- EXERCISE DESCRIPTION -
Would you transcribe the whole listing exactly, minus its pictures?

- TASK DATA -
◇ ◇ ◇ ◇ ◇

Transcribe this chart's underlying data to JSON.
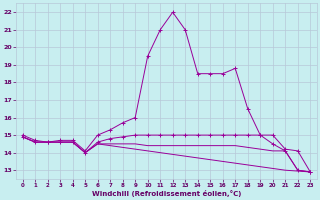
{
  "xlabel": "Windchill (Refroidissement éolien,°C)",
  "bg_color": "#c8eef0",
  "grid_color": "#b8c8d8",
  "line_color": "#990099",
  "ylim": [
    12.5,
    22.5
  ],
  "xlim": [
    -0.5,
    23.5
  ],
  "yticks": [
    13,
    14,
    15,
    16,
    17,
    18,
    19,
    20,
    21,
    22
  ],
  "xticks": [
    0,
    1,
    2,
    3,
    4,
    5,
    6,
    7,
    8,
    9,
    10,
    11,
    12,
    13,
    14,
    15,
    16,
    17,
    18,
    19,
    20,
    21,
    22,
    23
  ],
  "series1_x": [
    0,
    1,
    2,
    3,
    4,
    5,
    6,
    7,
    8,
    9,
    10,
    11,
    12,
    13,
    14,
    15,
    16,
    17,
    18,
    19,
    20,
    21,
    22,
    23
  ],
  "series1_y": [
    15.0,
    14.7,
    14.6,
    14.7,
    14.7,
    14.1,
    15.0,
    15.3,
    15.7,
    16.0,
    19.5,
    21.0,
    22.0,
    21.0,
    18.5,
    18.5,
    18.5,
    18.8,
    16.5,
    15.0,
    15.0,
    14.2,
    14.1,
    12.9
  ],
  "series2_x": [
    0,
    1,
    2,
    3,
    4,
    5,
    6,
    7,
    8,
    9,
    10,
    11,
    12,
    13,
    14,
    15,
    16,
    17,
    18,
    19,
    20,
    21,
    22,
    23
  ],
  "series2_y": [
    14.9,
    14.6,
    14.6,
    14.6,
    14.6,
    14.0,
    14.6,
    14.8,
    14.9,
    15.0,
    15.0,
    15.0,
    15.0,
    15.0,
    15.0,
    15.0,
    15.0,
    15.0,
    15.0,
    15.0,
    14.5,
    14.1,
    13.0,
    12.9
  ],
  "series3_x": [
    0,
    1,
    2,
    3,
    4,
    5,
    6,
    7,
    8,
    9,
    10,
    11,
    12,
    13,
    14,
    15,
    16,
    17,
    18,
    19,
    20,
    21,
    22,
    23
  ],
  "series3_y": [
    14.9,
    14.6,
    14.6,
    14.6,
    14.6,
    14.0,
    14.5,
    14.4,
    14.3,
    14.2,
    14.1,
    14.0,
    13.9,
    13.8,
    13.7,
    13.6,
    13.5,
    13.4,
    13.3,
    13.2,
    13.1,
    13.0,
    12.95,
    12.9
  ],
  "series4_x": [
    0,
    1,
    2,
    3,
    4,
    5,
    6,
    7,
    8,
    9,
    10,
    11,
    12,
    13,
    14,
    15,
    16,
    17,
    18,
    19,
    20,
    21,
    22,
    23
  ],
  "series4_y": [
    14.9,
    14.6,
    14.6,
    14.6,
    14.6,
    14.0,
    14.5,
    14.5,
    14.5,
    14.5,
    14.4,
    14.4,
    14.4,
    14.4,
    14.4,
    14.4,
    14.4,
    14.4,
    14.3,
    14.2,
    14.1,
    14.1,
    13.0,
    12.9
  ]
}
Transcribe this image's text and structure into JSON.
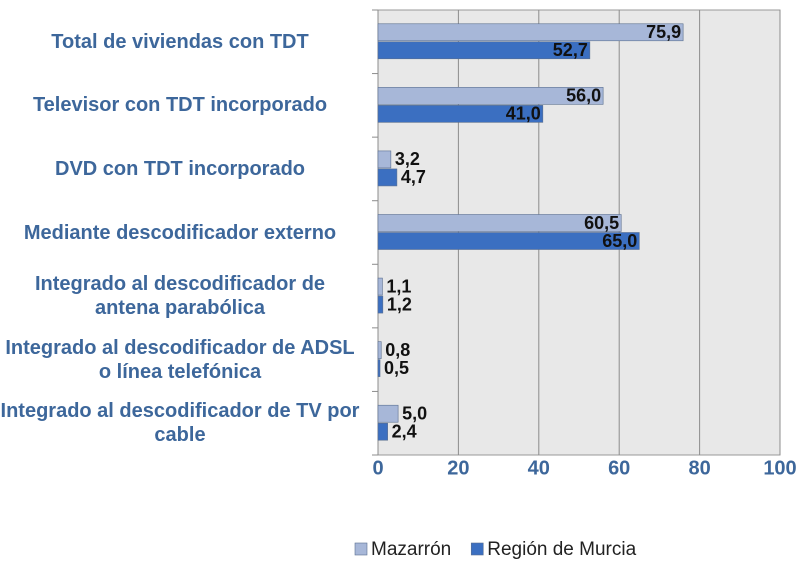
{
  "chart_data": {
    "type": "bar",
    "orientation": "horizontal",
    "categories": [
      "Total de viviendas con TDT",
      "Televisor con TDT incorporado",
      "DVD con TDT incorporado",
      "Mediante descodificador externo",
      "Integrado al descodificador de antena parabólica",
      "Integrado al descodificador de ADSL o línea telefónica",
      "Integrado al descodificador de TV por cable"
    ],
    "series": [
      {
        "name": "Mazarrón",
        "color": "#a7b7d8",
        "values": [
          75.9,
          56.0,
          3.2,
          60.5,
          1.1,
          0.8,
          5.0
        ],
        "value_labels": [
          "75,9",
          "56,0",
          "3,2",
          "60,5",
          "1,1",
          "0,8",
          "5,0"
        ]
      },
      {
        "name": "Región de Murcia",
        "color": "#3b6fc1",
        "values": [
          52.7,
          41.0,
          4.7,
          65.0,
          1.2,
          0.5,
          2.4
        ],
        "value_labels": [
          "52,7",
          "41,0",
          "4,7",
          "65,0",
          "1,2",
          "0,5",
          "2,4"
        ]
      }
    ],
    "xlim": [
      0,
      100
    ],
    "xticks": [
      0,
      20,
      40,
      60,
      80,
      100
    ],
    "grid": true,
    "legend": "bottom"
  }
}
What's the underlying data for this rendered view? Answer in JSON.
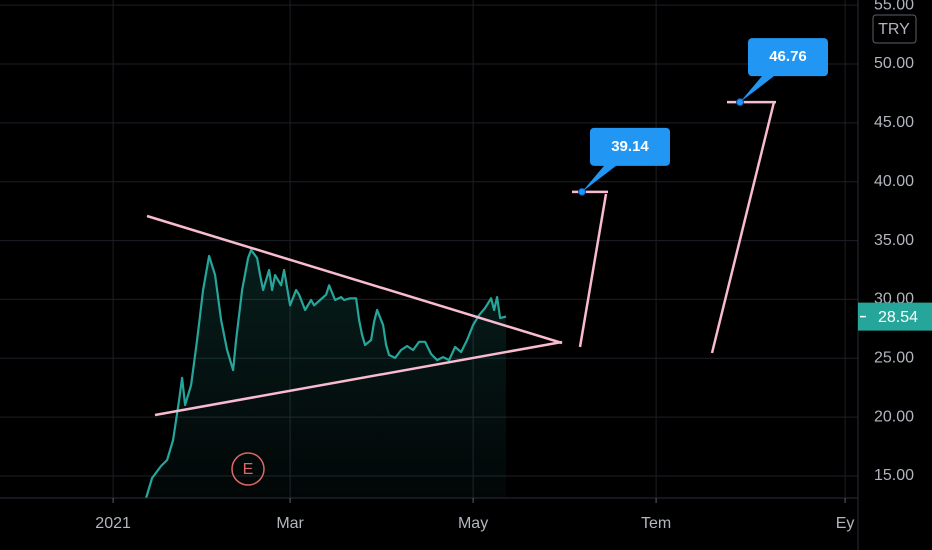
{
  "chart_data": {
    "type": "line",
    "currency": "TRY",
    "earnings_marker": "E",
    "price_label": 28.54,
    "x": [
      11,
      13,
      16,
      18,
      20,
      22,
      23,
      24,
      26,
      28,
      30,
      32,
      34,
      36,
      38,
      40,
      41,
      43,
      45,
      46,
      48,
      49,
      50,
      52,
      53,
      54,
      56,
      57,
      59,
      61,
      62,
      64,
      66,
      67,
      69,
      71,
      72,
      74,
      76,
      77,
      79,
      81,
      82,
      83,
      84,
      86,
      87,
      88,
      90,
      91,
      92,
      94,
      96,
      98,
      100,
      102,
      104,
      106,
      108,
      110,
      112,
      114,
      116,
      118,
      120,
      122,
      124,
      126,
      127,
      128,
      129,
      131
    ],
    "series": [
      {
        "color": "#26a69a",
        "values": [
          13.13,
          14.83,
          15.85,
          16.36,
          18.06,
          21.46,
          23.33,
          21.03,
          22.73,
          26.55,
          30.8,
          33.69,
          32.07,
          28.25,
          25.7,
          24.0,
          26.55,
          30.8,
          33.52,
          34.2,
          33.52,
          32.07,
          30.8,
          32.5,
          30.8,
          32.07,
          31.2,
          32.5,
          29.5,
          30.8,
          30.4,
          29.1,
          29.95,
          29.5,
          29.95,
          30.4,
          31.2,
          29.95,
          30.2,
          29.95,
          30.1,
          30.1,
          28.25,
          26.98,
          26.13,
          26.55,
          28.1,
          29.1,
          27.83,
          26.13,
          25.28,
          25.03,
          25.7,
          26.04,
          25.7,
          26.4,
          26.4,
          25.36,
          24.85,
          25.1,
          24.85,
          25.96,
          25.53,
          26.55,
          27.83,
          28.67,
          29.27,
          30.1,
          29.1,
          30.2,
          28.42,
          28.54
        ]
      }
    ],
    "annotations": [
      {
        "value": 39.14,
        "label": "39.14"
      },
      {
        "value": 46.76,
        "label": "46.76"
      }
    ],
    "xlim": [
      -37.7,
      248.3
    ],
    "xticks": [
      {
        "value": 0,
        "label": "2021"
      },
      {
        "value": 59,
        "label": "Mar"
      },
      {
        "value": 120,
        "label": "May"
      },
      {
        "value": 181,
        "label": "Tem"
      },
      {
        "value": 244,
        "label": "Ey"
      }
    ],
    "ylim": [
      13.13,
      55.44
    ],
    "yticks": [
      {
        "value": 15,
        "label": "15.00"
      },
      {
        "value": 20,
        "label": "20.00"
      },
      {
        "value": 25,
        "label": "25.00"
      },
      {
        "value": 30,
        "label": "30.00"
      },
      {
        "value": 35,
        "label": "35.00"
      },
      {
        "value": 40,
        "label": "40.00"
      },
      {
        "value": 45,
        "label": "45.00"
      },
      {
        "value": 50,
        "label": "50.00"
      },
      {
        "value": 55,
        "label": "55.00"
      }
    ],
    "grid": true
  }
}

◇ ◇ ◇ ◇ ◇

- ANSWER -
Transcribe this chart's underlying data to JSON.
{
  "xlabel": "Windchill (Refroidissement éolien,°C)",
  "bg_color": "#c8eef0",
  "grid_color": "#b8c8d8",
  "line_color": "#990099",
  "ylim": [
    12.5,
    22.5
  ],
  "xlim": [
    -0.5,
    23.5
  ],
  "yticks": [
    13,
    14,
    15,
    16,
    17,
    18,
    19,
    20,
    21,
    22
  ],
  "xticks": [
    0,
    1,
    2,
    3,
    4,
    5,
    6,
    7,
    8,
    9,
    10,
    11,
    12,
    13,
    14,
    15,
    16,
    17,
    18,
    19,
    20,
    21,
    22,
    23
  ],
  "series1_x": [
    0,
    1,
    2,
    3,
    4,
    5,
    6,
    7,
    8,
    9,
    10,
    11,
    12,
    13,
    14,
    15,
    16,
    17,
    18,
    19,
    20,
    21,
    22,
    23
  ],
  "series1_y": [
    15.0,
    14.7,
    14.6,
    14.7,
    14.7,
    14.1,
    15.0,
    15.3,
    15.7,
    16.0,
    19.5,
    21.0,
    22.0,
    21.0,
    18.5,
    18.5,
    18.5,
    18.8,
    16.5,
    15.0,
    15.0,
    14.2,
    14.1,
    12.9
  ],
  "series2_x": [
    0,
    1,
    2,
    3,
    4,
    5,
    6,
    7,
    8,
    9,
    10,
    11,
    12,
    13,
    14,
    15,
    16,
    17,
    18,
    19,
    20,
    21,
    22,
    23
  ],
  "series2_y": [
    14.9,
    14.6,
    14.6,
    14.6,
    14.6,
    14.0,
    14.6,
    14.8,
    14.9,
    15.0,
    15.0,
    15.0,
    15.0,
    15.0,
    15.0,
    15.0,
    15.0,
    15.0,
    15.0,
    15.0,
    14.5,
    14.1,
    13.0,
    12.9
  ],
  "series3_x": [
    0,
    1,
    2,
    3,
    4,
    5,
    6,
    7,
    8,
    9,
    10,
    11,
    12,
    13,
    14,
    15,
    16,
    17,
    18,
    19,
    20,
    21,
    22,
    23
  ],
  "series3_y": [
    14.9,
    14.6,
    14.6,
    14.6,
    14.6,
    14.0,
    14.5,
    14.4,
    14.3,
    14.2,
    14.1,
    14.0,
    13.9,
    13.8,
    13.7,
    13.6,
    13.5,
    13.4,
    13.3,
    13.2,
    13.1,
    13.0,
    12.95,
    12.9
  ],
  "series4_x": [
    0,
    1,
    2,
    3,
    4,
    5,
    6,
    7,
    8,
    9,
    10,
    11,
    12,
    13,
    14,
    15,
    16,
    17,
    18,
    19,
    20,
    21,
    22,
    23
  ],
  "series4_y": [
    14.9,
    14.6,
    14.6,
    14.6,
    14.6,
    14.0,
    14.5,
    14.5,
    14.5,
    14.5,
    14.4,
    14.4,
    14.4,
    14.4,
    14.4,
    14.4,
    14.4,
    14.4,
    14.3,
    14.2,
    14.1,
    14.1,
    13.0,
    12.9
  ]
}
Transcribe this image's text and structure into JSON.
{
  "chart_data": {
    "type": "bar",
    "orientation": "horizontal",
    "categories": [
      "Total de viviendas con TDT",
      "Televisor con TDT incorporado",
      "DVD con TDT incorporado",
      "Mediante descodificador externo",
      "Integrado al descodificador de antena parabólica",
      "Integrado al descodificador de ADSL o línea telefónica",
      "Integrado al descodificador de TV por cable"
    ],
    "series": [
      {
        "name": "Mazarrón",
        "color": "#a7b7d8",
        "values": [
          75.9,
          56.0,
          3.2,
          60.5,
          1.1,
          0.8,
          5.0
        ],
        "value_labels": [
          "75,9",
          "56,0",
          "3,2",
          "60,5",
          "1,1",
          "0,8",
          "5,0"
        ]
      },
      {
        "name": "Región de Murcia",
        "color": "#3b6fc1",
        "values": [
          52.7,
          41.0,
          4.7,
          65.0,
          1.2,
          0.5,
          2.4
        ],
        "value_labels": [
          "52,7",
          "41,0",
          "4,7",
          "65,0",
          "1,2",
          "0,5",
          "2,4"
        ]
      }
    ],
    "xlim": [
      0,
      100
    ],
    "xticks": [
      0,
      20,
      40,
      60,
      80,
      100
    ],
    "grid": true,
    "legend": "bottom"
  }
}
What's the underlying data for this rendered view? Answer in JSON.
{
  "chart_data": {
    "type": "line",
    "currency": "TRY",
    "earnings_marker": "E",
    "price_label": 28.54,
    "x": [
      11,
      13,
      16,
      18,
      20,
      22,
      23,
      24,
      26,
      28,
      30,
      32,
      34,
      36,
      38,
      40,
      41,
      43,
      45,
      46,
      48,
      49,
      50,
      52,
      53,
      54,
      56,
      57,
      59,
      61,
      62,
      64,
      66,
      67,
      69,
      71,
      72,
      74,
      76,
      77,
      79,
      81,
      82,
      83,
      84,
      86,
      87,
      88,
      90,
      91,
      92,
      94,
      96,
      98,
      100,
      102,
      104,
      106,
      108,
      110,
      112,
      114,
      116,
      118,
      120,
      122,
      124,
      126,
      127,
      128,
      129,
      131
    ],
    "series": [
      {
        "color": "#26a69a",
        "values": [
          13.13,
          14.83,
          15.85,
          16.36,
          18.06,
          21.46,
          23.33,
          21.03,
          22.73,
          26.55,
          30.8,
          33.69,
          32.07,
          28.25,
          25.7,
          24.0,
          26.55,
          30.8,
          33.52,
          34.2,
          33.52,
          32.07,
          30.8,
          32.5,
          30.8,
          32.07,
          31.2,
          32.5,
          29.5,
          30.8,
          30.4,
          29.1,
          29.95,
          29.5,
          29.95,
          30.4,
          31.2,
          29.95,
          30.2,
          29.95,
          30.1,
          30.1,
          28.25,
          26.98,
          26.13,
          26.55,
          28.1,
          29.1,
          27.83,
          26.13,
          25.28,
          25.03,
          25.7,
          26.04,
          25.7,
          26.4,
          26.4,
          25.36,
          24.85,
          25.1,
          24.85,
          25.96,
          25.53,
          26.55,
          27.83,
          28.67,
          29.27,
          30.1,
          29.1,
          30.2,
          28.42,
          28.54
        ]
      }
    ],
    "annotations": [
      {
        "value": 39.14,
        "label": "39.14"
      },
      {
        "value": 46.76,
        "label": "46.76"
      }
    ],
    "xlim": [
      -37.7,
      248.3
    ],
    "xticks": [
      {
        "value": 0,
        "label": "2021"
      },
      {
        "value": 59,
        "label": "Mar"
      },
      {
        "value": 120,
        "label": "May"
      },
      {
        "value": 181,
        "label": "Tem"
      },
      {
        "value": 244,
        "label": "Ey"
      }
    ],
    "ylim": [
      13.13,
      55.44
    ],
    "yticks": [
      {
        "value": 15,
        "label": "15.00"
      },
      {
        "value": 20,
        "label": "20.00"
      },
      {
        "value": 25,
        "label": "25.00"
      },
      {
        "value": 30,
        "label": "30.00"
      },
      {
        "value": 35,
        "label": "35.00"
      },
      {
        "value": 40,
        "label": "40.00"
      },
      {
        "value": 45,
        "label": "45.00"
      },
      {
        "value": 50,
        "label": "50.00"
      },
      {
        "value": 55,
        "label": "55.00"
      }
    ],
    "grid": true
  }
}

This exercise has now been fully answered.